What you will do: Tally the lines that contain "this" and report the total alone.

[Start Dataset records]

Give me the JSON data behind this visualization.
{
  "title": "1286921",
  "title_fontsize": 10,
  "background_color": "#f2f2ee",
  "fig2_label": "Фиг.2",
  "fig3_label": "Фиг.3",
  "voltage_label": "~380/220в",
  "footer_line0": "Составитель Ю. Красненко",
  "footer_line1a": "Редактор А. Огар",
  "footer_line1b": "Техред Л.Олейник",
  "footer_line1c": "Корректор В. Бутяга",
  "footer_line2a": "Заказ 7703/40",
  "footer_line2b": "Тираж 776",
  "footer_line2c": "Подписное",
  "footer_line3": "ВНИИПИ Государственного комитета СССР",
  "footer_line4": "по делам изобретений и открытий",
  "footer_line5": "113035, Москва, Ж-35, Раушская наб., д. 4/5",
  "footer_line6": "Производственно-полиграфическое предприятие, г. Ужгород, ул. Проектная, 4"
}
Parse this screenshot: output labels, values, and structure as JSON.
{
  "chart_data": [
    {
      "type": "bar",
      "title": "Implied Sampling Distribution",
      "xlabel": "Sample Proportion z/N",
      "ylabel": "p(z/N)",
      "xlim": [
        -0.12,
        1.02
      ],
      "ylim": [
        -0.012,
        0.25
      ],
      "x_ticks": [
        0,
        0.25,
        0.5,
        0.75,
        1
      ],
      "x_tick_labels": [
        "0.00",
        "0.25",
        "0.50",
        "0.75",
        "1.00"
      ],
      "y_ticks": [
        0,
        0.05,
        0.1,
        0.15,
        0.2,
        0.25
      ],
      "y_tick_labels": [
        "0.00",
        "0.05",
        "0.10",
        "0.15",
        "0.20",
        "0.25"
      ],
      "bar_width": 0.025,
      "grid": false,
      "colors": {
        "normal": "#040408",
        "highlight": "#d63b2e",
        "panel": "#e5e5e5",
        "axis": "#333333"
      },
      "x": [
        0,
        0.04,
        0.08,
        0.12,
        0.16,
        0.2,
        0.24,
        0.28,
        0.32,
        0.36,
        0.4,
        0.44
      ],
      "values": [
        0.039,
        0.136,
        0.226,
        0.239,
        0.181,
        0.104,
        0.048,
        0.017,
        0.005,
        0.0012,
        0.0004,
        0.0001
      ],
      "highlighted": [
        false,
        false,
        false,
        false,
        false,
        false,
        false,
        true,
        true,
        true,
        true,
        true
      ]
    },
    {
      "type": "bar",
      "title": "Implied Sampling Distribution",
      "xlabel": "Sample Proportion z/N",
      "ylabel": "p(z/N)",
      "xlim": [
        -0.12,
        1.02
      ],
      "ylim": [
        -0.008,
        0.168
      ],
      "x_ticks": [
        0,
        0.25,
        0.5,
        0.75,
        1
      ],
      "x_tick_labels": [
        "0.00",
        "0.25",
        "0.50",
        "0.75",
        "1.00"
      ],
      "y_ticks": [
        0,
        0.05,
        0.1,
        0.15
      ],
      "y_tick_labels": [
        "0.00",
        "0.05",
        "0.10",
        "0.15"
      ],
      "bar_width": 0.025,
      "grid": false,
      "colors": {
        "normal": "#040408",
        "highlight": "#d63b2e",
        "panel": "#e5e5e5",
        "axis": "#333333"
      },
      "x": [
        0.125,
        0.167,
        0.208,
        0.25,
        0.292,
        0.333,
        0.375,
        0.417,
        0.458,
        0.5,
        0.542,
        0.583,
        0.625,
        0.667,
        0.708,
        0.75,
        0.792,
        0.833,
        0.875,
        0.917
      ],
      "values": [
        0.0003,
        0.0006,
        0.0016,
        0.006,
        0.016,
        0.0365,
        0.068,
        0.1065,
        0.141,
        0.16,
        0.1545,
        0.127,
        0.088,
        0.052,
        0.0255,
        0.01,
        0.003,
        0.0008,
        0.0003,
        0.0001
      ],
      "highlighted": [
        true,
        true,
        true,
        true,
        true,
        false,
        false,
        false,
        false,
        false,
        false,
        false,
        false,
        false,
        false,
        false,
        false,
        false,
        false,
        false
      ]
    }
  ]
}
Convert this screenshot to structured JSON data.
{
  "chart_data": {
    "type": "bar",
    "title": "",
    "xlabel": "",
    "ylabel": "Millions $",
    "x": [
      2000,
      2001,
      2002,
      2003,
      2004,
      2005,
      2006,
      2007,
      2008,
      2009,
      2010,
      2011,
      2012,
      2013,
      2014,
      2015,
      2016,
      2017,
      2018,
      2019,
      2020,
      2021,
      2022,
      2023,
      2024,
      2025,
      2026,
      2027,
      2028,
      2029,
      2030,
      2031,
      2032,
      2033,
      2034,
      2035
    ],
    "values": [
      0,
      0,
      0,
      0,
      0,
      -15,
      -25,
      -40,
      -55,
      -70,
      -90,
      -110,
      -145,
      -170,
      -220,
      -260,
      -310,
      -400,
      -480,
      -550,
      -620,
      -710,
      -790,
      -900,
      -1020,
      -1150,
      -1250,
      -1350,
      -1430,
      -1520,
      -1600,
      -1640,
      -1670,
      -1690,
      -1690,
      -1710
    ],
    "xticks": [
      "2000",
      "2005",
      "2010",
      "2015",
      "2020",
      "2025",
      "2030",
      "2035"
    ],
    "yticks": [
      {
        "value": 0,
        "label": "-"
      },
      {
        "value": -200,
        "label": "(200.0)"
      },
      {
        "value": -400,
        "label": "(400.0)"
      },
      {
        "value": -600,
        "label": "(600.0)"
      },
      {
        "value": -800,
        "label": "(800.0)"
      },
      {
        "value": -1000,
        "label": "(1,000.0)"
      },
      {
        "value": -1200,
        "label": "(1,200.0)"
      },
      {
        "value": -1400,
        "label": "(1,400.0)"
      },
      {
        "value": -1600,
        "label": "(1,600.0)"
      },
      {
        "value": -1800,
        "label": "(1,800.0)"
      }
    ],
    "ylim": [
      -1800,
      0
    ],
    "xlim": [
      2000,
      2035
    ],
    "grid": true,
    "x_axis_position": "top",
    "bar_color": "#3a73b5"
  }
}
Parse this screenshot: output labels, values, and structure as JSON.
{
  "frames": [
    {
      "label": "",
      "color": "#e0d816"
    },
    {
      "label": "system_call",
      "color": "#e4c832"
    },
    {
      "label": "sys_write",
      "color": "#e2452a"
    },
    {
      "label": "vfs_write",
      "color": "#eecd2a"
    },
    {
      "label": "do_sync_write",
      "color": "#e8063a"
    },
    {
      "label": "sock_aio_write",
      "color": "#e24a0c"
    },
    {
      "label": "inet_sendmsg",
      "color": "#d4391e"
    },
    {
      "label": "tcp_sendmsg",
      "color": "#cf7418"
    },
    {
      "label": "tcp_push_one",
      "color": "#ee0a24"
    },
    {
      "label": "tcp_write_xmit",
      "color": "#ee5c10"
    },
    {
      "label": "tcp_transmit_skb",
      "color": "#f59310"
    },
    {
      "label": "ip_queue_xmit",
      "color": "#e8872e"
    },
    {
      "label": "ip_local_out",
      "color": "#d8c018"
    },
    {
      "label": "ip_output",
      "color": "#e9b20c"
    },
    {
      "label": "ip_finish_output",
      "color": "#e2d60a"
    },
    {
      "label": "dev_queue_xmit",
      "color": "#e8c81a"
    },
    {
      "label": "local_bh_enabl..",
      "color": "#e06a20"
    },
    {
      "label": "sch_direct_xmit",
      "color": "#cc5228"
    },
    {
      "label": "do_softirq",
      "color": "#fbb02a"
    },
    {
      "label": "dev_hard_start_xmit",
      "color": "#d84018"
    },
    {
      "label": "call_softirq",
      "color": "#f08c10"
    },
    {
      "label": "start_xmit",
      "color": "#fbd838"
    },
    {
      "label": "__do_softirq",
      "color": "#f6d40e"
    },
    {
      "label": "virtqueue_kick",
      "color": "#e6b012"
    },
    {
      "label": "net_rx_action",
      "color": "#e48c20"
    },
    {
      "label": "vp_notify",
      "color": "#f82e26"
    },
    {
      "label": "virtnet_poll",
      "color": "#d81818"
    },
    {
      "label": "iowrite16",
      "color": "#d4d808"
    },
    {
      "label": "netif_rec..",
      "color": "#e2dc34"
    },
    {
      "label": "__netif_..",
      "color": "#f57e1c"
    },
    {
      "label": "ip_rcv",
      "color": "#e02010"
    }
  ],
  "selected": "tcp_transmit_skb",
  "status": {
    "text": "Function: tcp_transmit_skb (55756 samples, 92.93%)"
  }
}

[End Dataset records]

Reply: 4